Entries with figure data
════════════════════

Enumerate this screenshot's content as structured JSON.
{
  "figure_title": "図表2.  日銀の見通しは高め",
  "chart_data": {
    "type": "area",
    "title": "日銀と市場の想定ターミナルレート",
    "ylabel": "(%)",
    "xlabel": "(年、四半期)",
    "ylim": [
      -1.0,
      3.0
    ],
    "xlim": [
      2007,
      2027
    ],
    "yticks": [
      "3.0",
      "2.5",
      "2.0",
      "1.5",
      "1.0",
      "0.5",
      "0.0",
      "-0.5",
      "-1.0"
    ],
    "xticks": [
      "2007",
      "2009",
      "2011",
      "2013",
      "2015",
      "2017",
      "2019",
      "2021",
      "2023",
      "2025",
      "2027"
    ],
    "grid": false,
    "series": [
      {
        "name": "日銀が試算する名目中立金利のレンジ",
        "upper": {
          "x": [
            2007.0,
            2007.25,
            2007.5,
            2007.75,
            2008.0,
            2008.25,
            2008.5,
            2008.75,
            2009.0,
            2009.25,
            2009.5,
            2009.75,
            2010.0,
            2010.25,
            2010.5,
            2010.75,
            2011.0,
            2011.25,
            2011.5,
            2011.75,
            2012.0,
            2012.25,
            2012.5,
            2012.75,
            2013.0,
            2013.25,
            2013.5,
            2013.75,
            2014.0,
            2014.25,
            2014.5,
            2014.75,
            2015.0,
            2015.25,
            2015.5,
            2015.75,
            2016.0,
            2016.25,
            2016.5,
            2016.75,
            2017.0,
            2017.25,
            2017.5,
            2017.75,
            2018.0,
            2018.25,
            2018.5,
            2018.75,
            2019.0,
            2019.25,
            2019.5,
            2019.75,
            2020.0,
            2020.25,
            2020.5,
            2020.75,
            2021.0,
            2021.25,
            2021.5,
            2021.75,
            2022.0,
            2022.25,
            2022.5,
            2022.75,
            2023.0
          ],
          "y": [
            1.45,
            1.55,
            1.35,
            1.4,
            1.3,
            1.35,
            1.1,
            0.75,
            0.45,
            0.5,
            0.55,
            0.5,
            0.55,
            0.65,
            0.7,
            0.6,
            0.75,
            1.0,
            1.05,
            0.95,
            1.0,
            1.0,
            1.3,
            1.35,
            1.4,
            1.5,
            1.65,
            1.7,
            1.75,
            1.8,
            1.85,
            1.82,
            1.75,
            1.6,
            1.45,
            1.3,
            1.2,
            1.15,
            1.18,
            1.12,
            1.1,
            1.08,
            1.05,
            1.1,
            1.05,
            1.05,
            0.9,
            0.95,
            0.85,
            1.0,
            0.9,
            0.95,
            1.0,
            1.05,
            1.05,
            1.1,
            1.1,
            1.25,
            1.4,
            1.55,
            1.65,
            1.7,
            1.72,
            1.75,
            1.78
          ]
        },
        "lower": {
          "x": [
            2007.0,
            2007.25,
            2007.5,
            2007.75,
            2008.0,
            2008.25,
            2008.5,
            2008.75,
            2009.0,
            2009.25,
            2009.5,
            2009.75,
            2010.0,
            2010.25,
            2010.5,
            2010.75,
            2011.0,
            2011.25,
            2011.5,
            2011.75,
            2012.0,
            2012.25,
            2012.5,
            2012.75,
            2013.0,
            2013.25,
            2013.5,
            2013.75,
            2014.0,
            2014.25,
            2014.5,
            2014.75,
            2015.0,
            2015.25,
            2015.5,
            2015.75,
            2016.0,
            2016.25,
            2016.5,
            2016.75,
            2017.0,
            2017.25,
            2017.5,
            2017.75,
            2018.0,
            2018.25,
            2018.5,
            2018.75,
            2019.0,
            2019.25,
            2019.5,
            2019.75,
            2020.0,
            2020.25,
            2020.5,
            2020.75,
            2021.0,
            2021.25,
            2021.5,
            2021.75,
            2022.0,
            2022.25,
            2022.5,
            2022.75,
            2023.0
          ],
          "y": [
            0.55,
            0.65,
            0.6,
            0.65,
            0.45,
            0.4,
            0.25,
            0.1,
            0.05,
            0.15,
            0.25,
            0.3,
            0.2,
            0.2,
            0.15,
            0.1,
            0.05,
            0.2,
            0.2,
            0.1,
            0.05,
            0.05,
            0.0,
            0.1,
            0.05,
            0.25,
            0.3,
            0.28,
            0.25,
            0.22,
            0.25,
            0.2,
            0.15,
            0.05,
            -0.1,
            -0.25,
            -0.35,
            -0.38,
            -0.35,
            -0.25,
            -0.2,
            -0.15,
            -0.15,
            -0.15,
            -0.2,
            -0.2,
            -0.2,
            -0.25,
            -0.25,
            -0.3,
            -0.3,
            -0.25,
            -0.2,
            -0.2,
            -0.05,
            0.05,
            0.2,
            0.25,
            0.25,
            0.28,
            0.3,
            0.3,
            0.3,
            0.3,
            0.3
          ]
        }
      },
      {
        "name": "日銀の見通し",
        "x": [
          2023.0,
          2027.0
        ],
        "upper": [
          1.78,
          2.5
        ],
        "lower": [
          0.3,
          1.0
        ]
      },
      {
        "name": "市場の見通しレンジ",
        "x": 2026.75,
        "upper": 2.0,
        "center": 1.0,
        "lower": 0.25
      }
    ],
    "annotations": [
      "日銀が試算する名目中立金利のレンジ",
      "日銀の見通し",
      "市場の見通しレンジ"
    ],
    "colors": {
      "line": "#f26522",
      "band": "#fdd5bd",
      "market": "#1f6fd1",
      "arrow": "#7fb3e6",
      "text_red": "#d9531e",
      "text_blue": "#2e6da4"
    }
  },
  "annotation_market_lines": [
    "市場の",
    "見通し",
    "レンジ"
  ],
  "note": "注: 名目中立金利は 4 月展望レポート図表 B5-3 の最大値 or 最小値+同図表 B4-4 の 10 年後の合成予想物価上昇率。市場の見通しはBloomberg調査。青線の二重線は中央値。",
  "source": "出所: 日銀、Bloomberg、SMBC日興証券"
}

════════════════════

▸ Do this
Write out the whole listing exactly.

▸ The output
Enumerate this screenshot's content as structured JSON.
{
  "figure_title": "図表2.  日銀の見通しは高め",
  "chart_data": {
    "type": "area",
    "title": "日銀と市場の想定ターミナルレート",
    "ylabel": "(%)",
    "xlabel": "(年、四半期)",
    "ylim": [
      -1.0,
      3.0
    ],
    "xlim": [
      2007,
      2027
    ],
    "yticks": [
      "3.0",
      "2.5",
      "2.0",
      "1.5",
      "1.0",
      "0.5",
      "0.0",
      "-0.5",
      "-1.0"
    ],
    "xticks": [
      "2007",
      "2009",
      "2011",
      "2013",
      "2015",
      "2017",
      "2019",
      "2021",
      "2023",
      "2025",
      "2027"
    ],
    "grid": false,
    "series": [
      {
        "name": "日銀が試算する名目中立金利のレンジ",
        "upper": {
          "x": [
            2007.0,
            2007.25,
            2007.5,
            2007.75,
            2008.0,
            2008.25,
            2008.5,
            2008.75,
            2009.0,
            2009.25,
            2009.5,
            2009.75,
            2010.0,
            2010.25,
            2010.5,
            2010.75,
            2011.0,
            2011.25,
            2011.5,
            2011.75,
            2012.0,
            2012.25,
            2012.5,
            2012.75,
            2013.0,
            2013.25,
            2013.5,
            2013.75,
            2014.0,
            2014.25,
            2014.5,
            2014.75,
            2015.0,
            2015.25,
            2015.5,
            2015.75,
            2016.0,
            2016.25,
            2016.5,
            2016.75,
            2017.0,
            2017.25,
            2017.5,
            2017.75,
            2018.0,
            2018.25,
            2018.5,
            2018.75,
            2019.0,
            2019.25,
            2019.5,
            2019.75,
            2020.0,
            2020.25,
            2020.5,
            2020.75,
            2021.0,
            2021.25,
            2021.5,
            2021.75,
            2022.0,
            2022.25,
            2022.5,
            2022.75,
            2023.0
          ],
          "y": [
            1.45,
            1.55,
            1.35,
            1.4,
            1.3,
            1.35,
            1.1,
            0.75,
            0.45,
            0.5,
            0.55,
            0.5,
            0.55,
            0.65,
            0.7,
            0.6,
            0.75,
            1.0,
            1.05,
            0.95,
            1.0,
            1.0,
            1.3,
            1.35,
            1.4,
            1.5,
            1.65,
            1.7,
            1.75,
            1.8,
            1.85,
            1.82,
            1.75,
            1.6,
            1.45,
            1.3,
            1.2,
            1.15,
            1.18,
            1.12,
            1.1,
            1.08,
            1.05,
            1.1,
            1.05,
            1.05,
            0.9,
            0.95,
            0.85,
            1.0,
            0.9,
            0.95,
            1.0,
            1.05,
            1.05,
            1.1,
            1.1,
            1.25,
            1.4,
            1.55,
            1.65,
            1.7,
            1.72,
            1.75,
            1.78
          ]
        },
        "lower": {
          "x": [
            2007.0,
            2007.25,
            2007.5,
            2007.75,
            2008.0,
            2008.25,
            2008.5,
            2008.75,
            2009.0,
            2009.25,
            2009.5,
            2009.75,
            2010.0,
            2010.25,
            2010.5,
            2010.75,
            2011.0,
            2011.25,
            2011.5,
            2011.75,
            2012.0,
            2012.25,
            2012.5,
            2012.75,
            2013.0,
            2013.25,
            2013.5,
            2013.75,
            2014.0,
            2014.25,
            2014.5,
            2014.75,
            2015.0,
            2015.25,
            2015.5,
            2015.75,
            2016.0,
            2016.25,
            2016.5,
            2016.75,
            2017.0,
            2017.25,
            2017.5,
            2017.75,
            2018.0,
            2018.25,
            2018.5,
            2018.75,
            2019.0,
            2019.25,
            2019.5,
            2019.75,
            2020.0,
            2020.25,
            2020.5,
            2020.75,
            2021.0,
            2021.25,
            2021.5,
            2021.75,
            2022.0,
            2022.25,
            2022.5,
            2022.75,
            2023.0
          ],
          "y": [
            0.55,
            0.65,
            0.6,
            0.65,
            0.45,
            0.4,
            0.25,
            0.1,
            0.05,
            0.15,
            0.25,
            0.3,
            0.2,
            0.2,
            0.15,
            0.1,
            0.05,
            0.2,
            0.2,
            0.1,
            0.05,
            0.05,
            0.0,
            0.1,
            0.05,
            0.25,
            0.3,
            0.28,
            0.25,
            0.22,
            0.25,
            0.2,
            0.15,
            0.05,
            -0.1,
            -0.25,
            -0.35,
            -0.38,
            -0.35,
            -0.25,
            -0.2,
            -0.15,
            -0.15,
            -0.15,
            -0.2,
            -0.2,
            -0.2,
            -0.25,
            -0.25,
            -0.3,
            -0.3,
            -0.25,
            -0.2,
            -0.2,
            -0.05,
            0.05,
            0.2,
            0.25,
            0.25,
            0.28,
            0.3,
            0.3,
            0.3,
            0.3,
            0.3
          ]
        }
      },
      {
        "name": "日銀の見通し",
        "x": [
          2023.0,
          2027.0
        ],
        "upper": [
          1.78,
          2.5
        ],
        "lower": [
          0.3,
          1.0
        ]
      },
      {
        "name": "市場の見通しレンジ",
        "x": 2026.75,
        "upper": 2.0,
        "center": 1.0,
        "lower": 0.25
      }
    ],
    "annotations": [
      "日銀が試算する名目中立金利のレンジ",
      "日銀の見通し",
      "市場の見通しレンジ"
    ],
    "colors": {
      "line": "#f26522",
      "band": "#fdd5bd",
      "market": "#1f6fd1",
      "arrow": "#7fb3e6",
      "text_red": "#d9531e",
      "text_blue": "#2e6da4"
    }
  },
  "annotation_market_lines": [
    "市場の",
    "見通し",
    "レンジ"
  ],
  "note": "注: 名目中立金利は 4 月展望レポート図表 B5-3 の最大値 or 最小値+同図表 B4-4 の 10 年後の合成予想物価上昇率。市場の見通しはBloomberg調査。青線の二重線は中央値。",
  "source": "出所: 日銀、Bloomberg、SMBC日興証券"
}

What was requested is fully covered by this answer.